● **INPUT ROWS**:
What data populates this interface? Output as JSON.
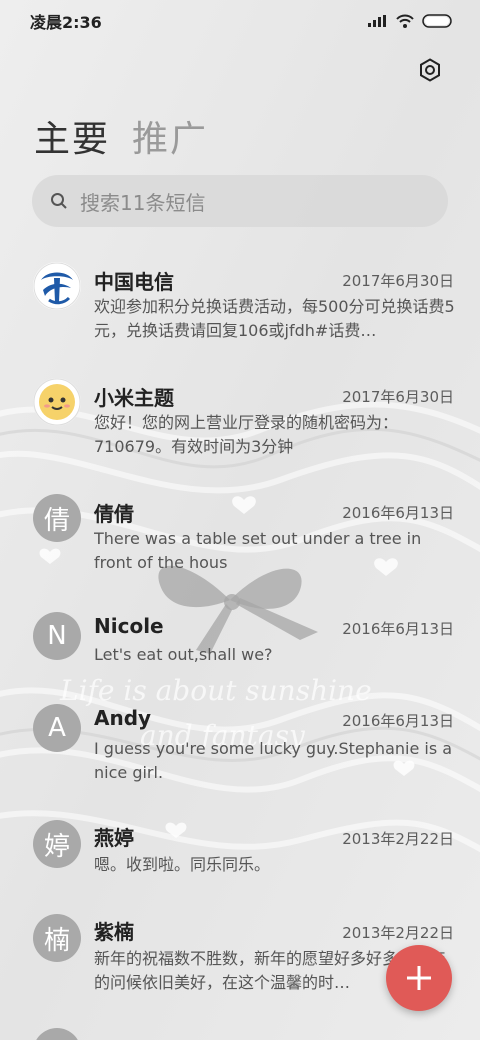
{
  "status_bar": {
    "time": "凌晨2:36"
  },
  "tabs": [
    {
      "label": "主要"
    },
    {
      "label": "推广"
    }
  ],
  "search": {
    "placeholder": "搜索11条短信"
  },
  "conversations": [
    {
      "name": "中国电信",
      "date": "2017年6月30日",
      "preview": "欢迎参加积分兑换话费活动，每500分可兑换话费5元，兑换话费请回复106或jfdh#话费…",
      "avatar": "telecom-logo"
    },
    {
      "name": "小米主题",
      "date": "2017年6月30日",
      "preview": "您好！您的网上营业厅登录的随机密码为：710679。有效时间为3分钟",
      "avatar": "smiley"
    },
    {
      "name": "倩倩",
      "date": "2016年6月13日",
      "preview": "There was a table set out under a tree in front of the hous",
      "avatar_text": "倩"
    },
    {
      "name": "Nicole",
      "date": "2016年6月13日",
      "preview": "Let's eat out,shall we?",
      "avatar_text": "N"
    },
    {
      "name": "Andy",
      "date": "2016年6月13日",
      "preview": "I guess you're some lucky guy.Stephanie is a nice girl.",
      "avatar_text": "A"
    },
    {
      "name": "燕婷",
      "date": "2013年2月22日",
      "preview": "嗯。收到啦。同乐同乐。",
      "avatar_text": "婷"
    },
    {
      "name": "紫楠",
      "date": "2013年2月22日",
      "preview": "新年的祝福数不胜数，新年的愿望好多好多，新年的问候依旧美好，在这个温馨的时…",
      "avatar_text": "楠"
    }
  ],
  "wallpaper_text": {
    "line1": "Life is about sunshine",
    "line2": "and fantasy"
  },
  "colors": {
    "fab": "#e05a57",
    "avatar_gray": "#a9a9a9",
    "telecom_blue": "#1f5aa8"
  }
}
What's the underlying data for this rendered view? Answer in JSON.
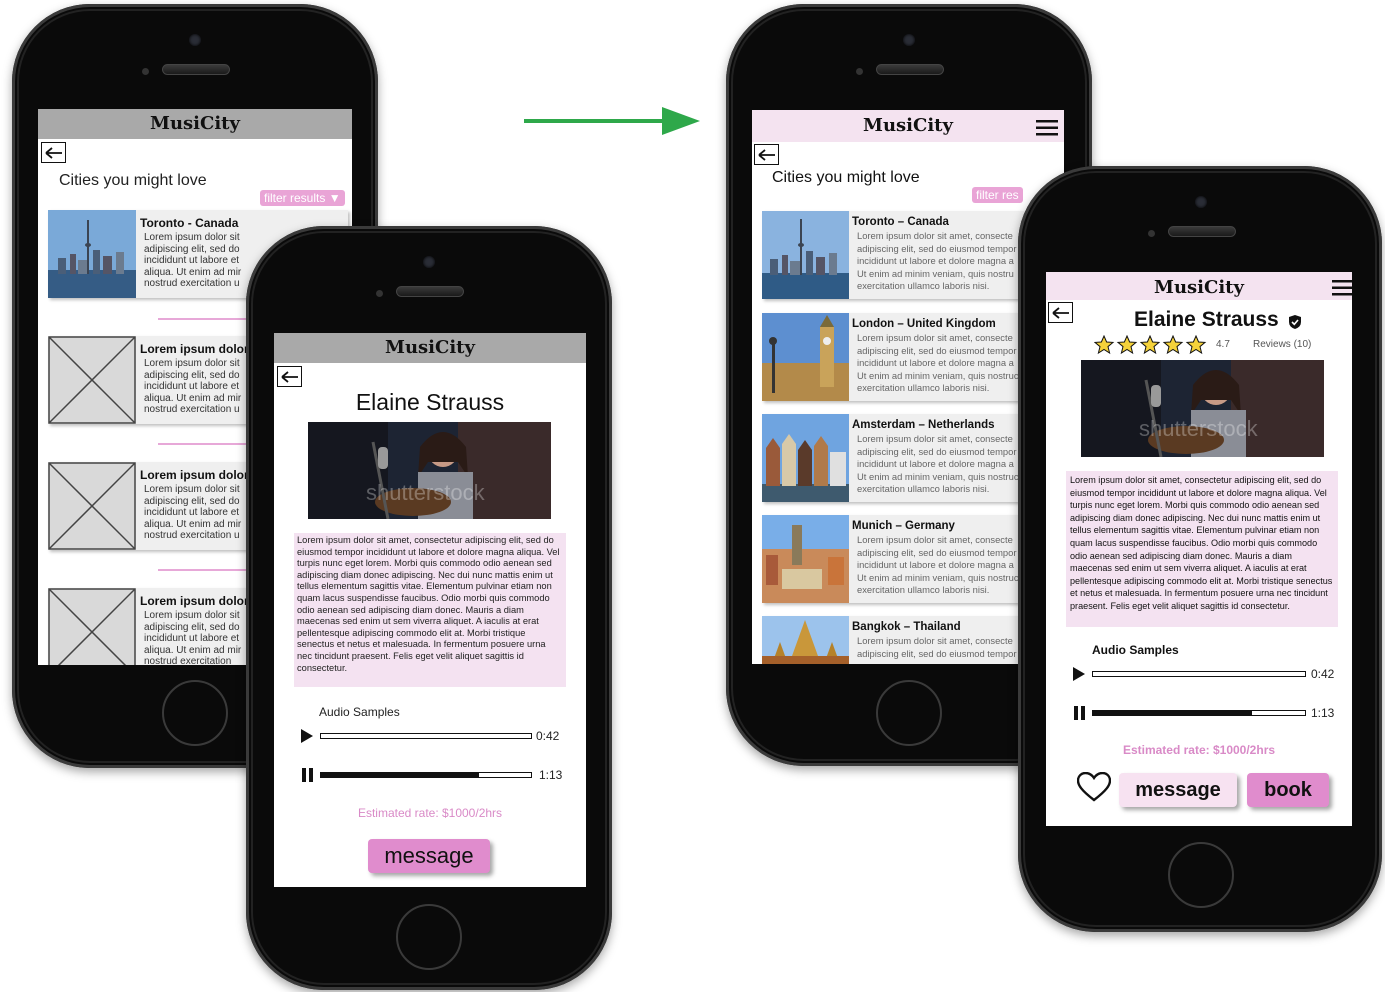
{
  "app_name": "MusiCity",
  "list_screen": {
    "heading": "Cities you might love",
    "filter_label": "filter results",
    "filter_label_short": "filter res",
    "cards_v1": [
      {
        "title": "Toronto - Canada",
        "body": "Lorem ipsum dolor sit\nadipiscing elit, sed do\nincididunt ut labore et\naliqua. Ut enim ad mir\nnostrud exercitation u"
      },
      {
        "title": "Lorem ipsum dolor",
        "body": "Lorem ipsum dolor sit\nadipiscing elit, sed do\nincididunt ut labore et\naliqua. Ut enim ad mir\nnostrud exercitation u"
      },
      {
        "title": "Lorem ipsum dolor",
        "body": "Lorem ipsum dolor sit\nadipiscing elit, sed do\nincididunt ut labore et\naliqua. Ut enim ad mir\nnostrud exercitation u"
      },
      {
        "title": "Lorem ipsum dolor",
        "body": "Lorem ipsum dolor sit\nadipiscing elit, sed do\nincididunt ut labore et\naliqua. Ut enim ad mir\nnostrud exercitation"
      }
    ],
    "cards_v2": [
      {
        "title": "Toronto – Canada",
        "body": "Lorem ipsum dolor sit amet, consecte\nadipiscing elit, sed do eiusmod tempor\nincididunt ut labore et dolore magna a\nUt enim ad minim veniam, quis nostru\nexercitation ullamco laboris nisi."
      },
      {
        "title": "London – United Kingdom",
        "body": "Lorem ipsum dolor sit amet, consecte\nadipiscing elit, sed do eiusmod tempor\nincididunt ut labore et dolore magna a\nUt enim ad minim veniam, quis nostruc\nexercitation ullamco laboris nisi."
      },
      {
        "title": "Amsterdam – Netherlands",
        "body": "Lorem ipsum dolor sit amet, consecte\nadipiscing elit, sed do eiusmod tempor\nincididunt ut labore et dolore magna a\nUt enim ad minim veniam, quis nostruc\nexercitation ullamco laboris nisi."
      },
      {
        "title": "Munich – Germany",
        "body": "Lorem ipsum dolor sit amet, consecte\nadipiscing elit, sed do eiusmod tempor\nincididunt ut labore et dolore magna a\nUt enim ad minim veniam, quis nostruc\nexercitation ullamco laboris nisi."
      },
      {
        "title": "Bangkok – Thailand",
        "body": "Lorem ipsum dolor sit amet, consecte\nadipiscing elit, sed do eiusmod tempor"
      }
    ]
  },
  "profile_screen": {
    "artist_name": "Elaine Strauss",
    "watermark": "shutterstock",
    "rating": "4.7",
    "reviews": "Reviews (10)",
    "bio_v1": "Lorem ipsum dolor sit amet, consectetur adipiscing elit, sed do eiusmod tempor incididunt ut labore et dolore magna aliqua. Vel turpis nunc eget lorem. Morbi quis commodo odio aenean sed adipiscing diam donec adipiscing. Nec dui nunc mattis enim ut tellus elementum sagittis vitae. Elementum pulvinar etiam non quam lacus suspendisse faucibus. Odio morbi quis commodo odio aenean sed adipiscing diam donec. Mauris a diam maecenas sed enim ut sem viverra aliquet. A iaculis at erat pellentesque adipiscing commodo elit at. Morbi tristique senectus et netus et malesuada. In fermentum posuere urna nec tincidunt praesent. Felis eget velit aliquet sagittis id consectetur.",
    "bio_v2": "Lorem ipsum dolor sit amet, consectetur adipiscing elit, sed do eiusmod tempor incididunt ut labore et dolore magna aliqua. Vel turpis nunc eget lorem. Morbi quis commodo odio aenean sed adipiscing diam donec adipiscing. Nec dui nunc mattis enim ut tellus elementum sagittis vitae. Elementum pulvinar etiam non quam lacus suspendisse faucibus. Odio morbi quis commodo odio aenean sed adipiscing diam donec. Mauris a diam maecenas sed enim ut sem viverra aliquet. A iaculis at erat pellentesque adipiscing commodo elit at. Morbi tristique senectus et netus et malesuada. In fermentum posuere urna nec tincidunt praesent. Felis eget velit aliquet sagittis id consectetur.",
    "audio_label": "Audio Samples",
    "tracks": [
      {
        "time": "0:42",
        "progress": 0.0,
        "state": "paused"
      },
      {
        "time": "1:13",
        "progress": 0.75,
        "state": "playing"
      }
    ],
    "rate": "Estimated rate: $1000/2hrs",
    "message_label": "message",
    "book_label": "book"
  },
  "colors": {
    "accent_pink": "#e08ccd",
    "light_pink": "#f4e3f0",
    "arrow_green": "#2ea84a",
    "wireframe_grey": "#a9a9a9"
  }
}
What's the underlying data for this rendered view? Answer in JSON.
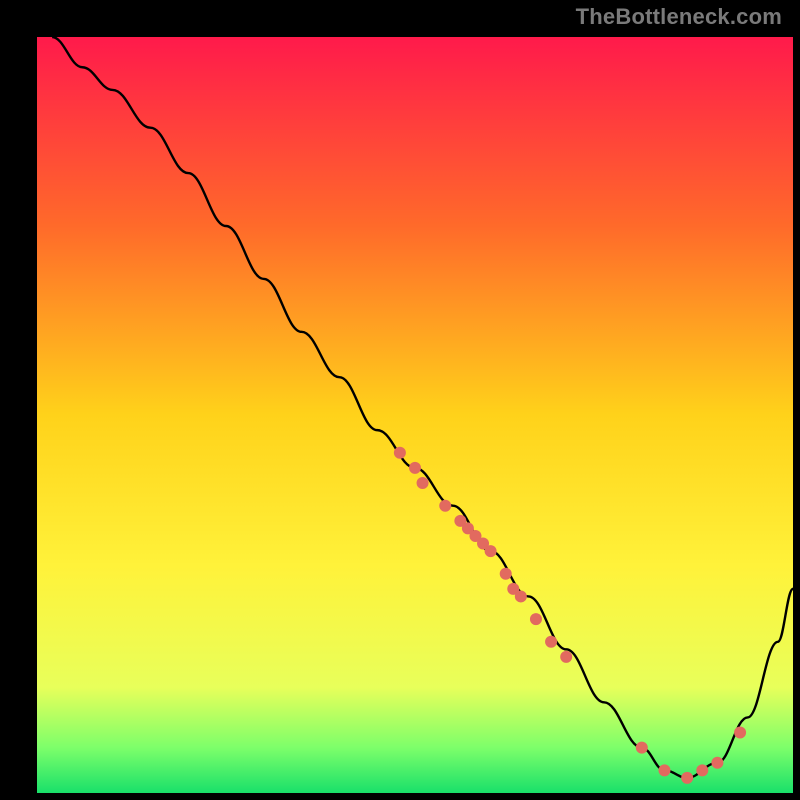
{
  "watermark": "TheBottleneck.com",
  "chart_data": {
    "type": "line",
    "title": "",
    "xlabel": "",
    "ylabel": "",
    "xlim": [
      0,
      100
    ],
    "ylim": [
      0,
      100
    ],
    "background_gradient": {
      "stops": [
        {
          "offset": 0.0,
          "color": "#ff1a4b"
        },
        {
          "offset": 0.25,
          "color": "#ff6a2a"
        },
        {
          "offset": 0.5,
          "color": "#ffd21a"
        },
        {
          "offset": 0.7,
          "color": "#fff23a"
        },
        {
          "offset": 0.86,
          "color": "#e8ff5a"
        },
        {
          "offset": 0.94,
          "color": "#7dff6a"
        },
        {
          "offset": 1.0,
          "color": "#19e06a"
        }
      ]
    },
    "series": [
      {
        "name": "bottleneck-curve",
        "type": "line",
        "x": [
          2,
          6,
          10,
          15,
          20,
          25,
          30,
          35,
          40,
          45,
          50,
          55,
          60,
          65,
          70,
          75,
          80,
          83,
          86,
          90,
          94,
          98,
          100
        ],
        "y": [
          100,
          96,
          93,
          88,
          82,
          75,
          68,
          61,
          55,
          48,
          43,
          38,
          32,
          26,
          19,
          12,
          6,
          3,
          2,
          4,
          10,
          20,
          27
        ],
        "color": "#000000",
        "linewidth": 2
      },
      {
        "name": "curve-markers",
        "type": "scatter",
        "x": [
          48,
          50,
          51,
          54,
          56,
          57,
          58,
          59,
          60,
          62,
          63,
          64,
          66,
          68,
          70,
          80,
          83,
          86,
          88,
          90,
          93
        ],
        "y": [
          45,
          43,
          41,
          38,
          36,
          35,
          34,
          33,
          32,
          29,
          27,
          26,
          23,
          20,
          18,
          6,
          3,
          2,
          3,
          4,
          8
        ],
        "color": "#e26a5f",
        "marker_size": 6
      }
    ]
  }
}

● **WRITTEN EXERCISE**:
What is the number of lines in these records that contain "Toronto"? Reply with the number only.

● **REPLY**:
2